[start of Records to use]

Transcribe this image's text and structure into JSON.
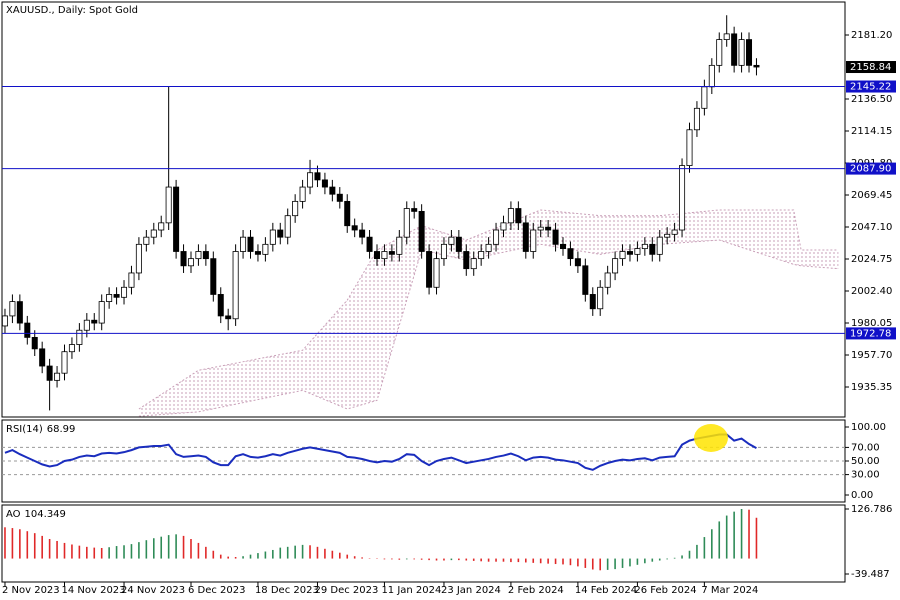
{
  "chart_data": [
    {
      "type": "candlestick",
      "title": "XAUUSD., Daily:  Spot Gold",
      "xlim": [
        -0.4,
        112.9
      ],
      "ylim": [
        1914.4,
        2204.25
      ],
      "yticks": [
        {
          "value": 2181.2,
          "label": "2181.20"
        },
        {
          "value": 2136.5,
          "label": "2136.50"
        },
        2114.15,
        {
          "value": 2091.8,
          "label": "2091.80"
        },
        2069.45,
        {
          "value": 2047.1,
          "label": "2047.10"
        },
        2024.75,
        {
          "value": 2002.4,
          "label": "2002.40"
        },
        1980.05,
        {
          "value": 1957.7,
          "label": "1957.70"
        },
        1935.35
      ],
      "levels": [
        2145.22,
        {
          "value": 2087.9,
          "label": "2087.90"
        },
        1972.78
      ],
      "level_color": "#1010c8",
      "up_color": "#ffffff",
      "down_color": "#000000",
      "open": [
        1978,
        1985,
        1995,
        1980,
        1970,
        1962,
        1950,
        1940,
        1945,
        1960,
        1965,
        1975,
        1982,
        1980,
        1995,
        2000,
        1998,
        2005,
        2015,
        2035,
        2040,
        2045,
        2050,
        2075,
        2030,
        2020,
        2025,
        2030,
        2025,
        2000,
        1985,
        1983,
        2030,
        2040,
        2030,
        2028,
        2035,
        2045,
        2040,
        2055,
        2065,
        2075,
        2085,
        2080,
        2075,
        2070,
        2065,
        2048,
        2045,
        2040,
        2030,
        2025,
        2030,
        2028,
        2040,
        2060,
        2058,
        2030,
        2005,
        2025,
        2035,
        2040,
        2030,
        2018,
        2025,
        2030,
        2035,
        2045,
        2050,
        2060,
        2050,
        2030,
        2045,
        2047,
        2045,
        2035,
        2032,
        2025,
        2020,
        2000,
        1990,
        2005,
        2015,
        2025,
        2030,
        2028,
        2032,
        2035,
        2028,
        2040,
        2042,
        2045,
        2090,
        2115,
        2130,
        2145,
        2160,
        2178,
        2182,
        2160,
        2178,
        2160
      ],
      "high": [
        1990,
        2000,
        2000,
        1985,
        1975,
        1967,
        1955,
        1950,
        1965,
        1970,
        1980,
        1987,
        1987,
        2000,
        2005,
        2005,
        2010,
        2020,
        2040,
        2045,
        2050,
        2055,
        2145,
        2080,
        2035,
        2030,
        2035,
        2035,
        2030,
        2005,
        1990,
        2035,
        2045,
        2045,
        2035,
        2040,
        2050,
        2050,
        2060,
        2070,
        2080,
        2094,
        2090,
        2085,
        2080,
        2075,
        2070,
        2053,
        2050,
        2045,
        2035,
        2035,
        2035,
        2045,
        2065,
        2065,
        2063,
        2035,
        2030,
        2040,
        2045,
        2045,
        2035,
        2030,
        2035,
        2040,
        2050,
        2055,
        2065,
        2065,
        2055,
        2050,
        2052,
        2052,
        2050,
        2040,
        2037,
        2030,
        2025,
        2005,
        2010,
        2020,
        2030,
        2035,
        2035,
        2037,
        2040,
        2040,
        2045,
        2047,
        2050,
        2095,
        2120,
        2135,
        2150,
        2165,
        2183,
        2195,
        2187,
        2183,
        2183,
        2165
      ],
      "low": [
        1973,
        1980,
        1975,
        1965,
        1957,
        1945,
        1919,
        1935,
        1940,
        1955,
        1960,
        1970,
        1975,
        1975,
        1990,
        1993,
        1993,
        2000,
        2010,
        2030,
        2035,
        2040,
        2045,
        2025,
        2015,
        2015,
        2020,
        2020,
        1995,
        1980,
        1975,
        1978,
        2025,
        2025,
        2023,
        2023,
        2030,
        2035,
        2035,
        2050,
        2060,
        2070,
        2075,
        2070,
        2065,
        2060,
        2043,
        2040,
        2035,
        2025,
        2020,
        2020,
        2023,
        2023,
        2035,
        2053,
        2025,
        2000,
        2000,
        2020,
        2030,
        2025,
        2013,
        2013,
        2020,
        2025,
        2030,
        2040,
        2045,
        2045,
        2025,
        2025,
        2040,
        2040,
        2030,
        2027,
        2020,
        2015,
        1995,
        1985,
        1985,
        2000,
        2010,
        2020,
        2023,
        2023,
        2027,
        2023,
        2023,
        2035,
        2037,
        2040,
        2085,
        2110,
        2125,
        2140,
        2155,
        2173,
        2155,
        2155,
        2155,
        2153
      ],
      "close": [
        1985,
        1995,
        1980,
        1970,
        1962,
        1950,
        1940,
        1945,
        1960,
        1965,
        1975,
        1982,
        1980,
        1995,
        2000,
        1998,
        2005,
        2015,
        2035,
        2040,
        2045,
        2050,
        2075,
        2030,
        2020,
        2025,
        2030,
        2025,
        2000,
        1985,
        1983,
        2030,
        2040,
        2030,
        2028,
        2035,
        2045,
        2040,
        2055,
        2065,
        2075,
        2085,
        2080,
        2075,
        2070,
        2065,
        2048,
        2045,
        2040,
        2030,
        2025,
        2030,
        2028,
        2040,
        2060,
        2058,
        2030,
        2005,
        2025,
        2035,
        2040,
        2030,
        2018,
        2025,
        2030,
        2035,
        2045,
        2050,
        2060,
        2050,
        2030,
        2045,
        2047,
        2045,
        2035,
        2032,
        2025,
        2020,
        2000,
        1990,
        2005,
        2015,
        2025,
        2030,
        2028,
        2032,
        2035,
        2028,
        2040,
        2042,
        2045,
        2090,
        2115,
        2130,
        2145,
        2160,
        2178,
        2182,
        2160,
        2178,
        2160,
        2158.84
      ],
      "cloud": {
        "color": "#c9a0b8",
        "x": [
          18,
          26,
          40,
          46,
          50,
          56,
          62,
          72,
          80,
          88,
          96,
          106,
          107,
          112
        ],
        "upper": [
          1920,
          1947,
          1961,
          1996,
          2031,
          2048,
          2038,
          2059,
          2055,
          2055,
          2059,
          2059,
          2031,
          2031
        ],
        "lower": [
          1915,
          1918,
          1933,
          1920,
          1926,
          2031,
          2024,
          2035,
          2028,
          2035,
          2038,
          2021,
          2020,
          2018
        ]
      }
    },
    {
      "type": "line",
      "title": "RSI(14)",
      "color": "#1a2dbe",
      "xlim": [
        -0.4,
        112.9
      ],
      "ylim": [
        -10.3,
        110.3
      ],
      "yticks": [
        {
          "value": 100,
          "label": "100.00"
        },
        {
          "value": 70,
          "label": "70.00"
        },
        {
          "value": 50,
          "label": "50.00"
        },
        {
          "value": 30,
          "label": "30.00"
        },
        {
          "value": 0,
          "label": "0.00"
        }
      ],
      "values": [
        62,
        66,
        60,
        55,
        50,
        45,
        42,
        44,
        50,
        52,
        56,
        58,
        57,
        61,
        62,
        61,
        63,
        66,
        70,
        71,
        72,
        72,
        74,
        60,
        56,
        57,
        58,
        56,
        48,
        44,
        44,
        57,
        60,
        56,
        55,
        57,
        60,
        58,
        62,
        65,
        68,
        70,
        68,
        66,
        64,
        62,
        56,
        55,
        53,
        50,
        48,
        50,
        49,
        53,
        60,
        59,
        50,
        44,
        50,
        53,
        55,
        51,
        47,
        49,
        51,
        53,
        56,
        58,
        61,
        57,
        51,
        55,
        56,
        55,
        52,
        51,
        49,
        47,
        40,
        37,
        43,
        47,
        50,
        52,
        51,
        53,
        54,
        51,
        55,
        56,
        57,
        74,
        80,
        83,
        85,
        87,
        89,
        89,
        80,
        83,
        75,
        68.99
      ]
    },
    {
      "type": "bar",
      "title": "AO",
      "up_color": "#2e8b57",
      "down_color": "#e02828",
      "xlim": [
        -0.4,
        112.9
      ],
      "ylim": [
        -59.95,
        137.0
      ],
      "yticks": [
        126.786,
        -39.487
      ],
      "xticks": [
        {
          "value": 0,
          "label": "2 Nov 2023"
        },
        {
          "value": 8,
          "label": "14 Nov 2023"
        },
        {
          "value": 16,
          "label": "24 Nov 2023"
        },
        {
          "value": 25,
          "label": "6 Dec 2023"
        },
        {
          "value": 34,
          "label": "18 Dec 2023"
        },
        {
          "value": 42,
          "label": "29 Dec 2023"
        },
        {
          "value": 51,
          "label": "11 Jan 2024"
        },
        {
          "value": 59,
          "label": "23 Jan 2024"
        },
        {
          "value": 68,
          "label": "2 Feb 2024"
        },
        {
          "value": 77,
          "label": "14 Feb 2024"
        },
        {
          "value": 85,
          "label": "26 Feb 2024"
        },
        {
          "value": 94,
          "label": "7 Mar 2024"
        }
      ],
      "values": [
        80,
        78,
        75,
        70,
        65,
        58,
        50,
        45,
        40,
        36,
        33,
        30,
        28,
        27,
        29,
        32,
        34,
        37,
        42,
        47,
        52,
        56,
        60,
        62,
        58,
        50,
        40,
        30,
        20,
        10,
        5,
        4,
        6,
        10,
        14,
        18,
        22,
        28,
        30,
        33,
        35,
        34,
        30,
        25,
        20,
        15,
        10,
        6,
        3,
        1,
        -1,
        -2,
        -2,
        -3,
        -2,
        -2,
        -3,
        -4,
        -5,
        -5,
        -4,
        -4,
        -5,
        -6,
        -7,
        -8,
        -8,
        -8,
        -9,
        -9,
        -10,
        -11,
        -12,
        -13,
        -14,
        -15,
        -17,
        -20,
        -24,
        -28,
        -30,
        -29,
        -27,
        -24,
        -20,
        -16,
        -12,
        -8,
        -5,
        -2,
        2,
        8,
        20,
        35,
        55,
        75,
        95,
        110,
        120,
        126.786,
        125,
        104.349
      ]
    }
  ]
}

[end of Records to use]

- _Exercise brief_:
Pull out every line in the material above where "type" occurs.

- _Answer_:
      "type": "candlestick",
      "type": "line",
      "type": "bar",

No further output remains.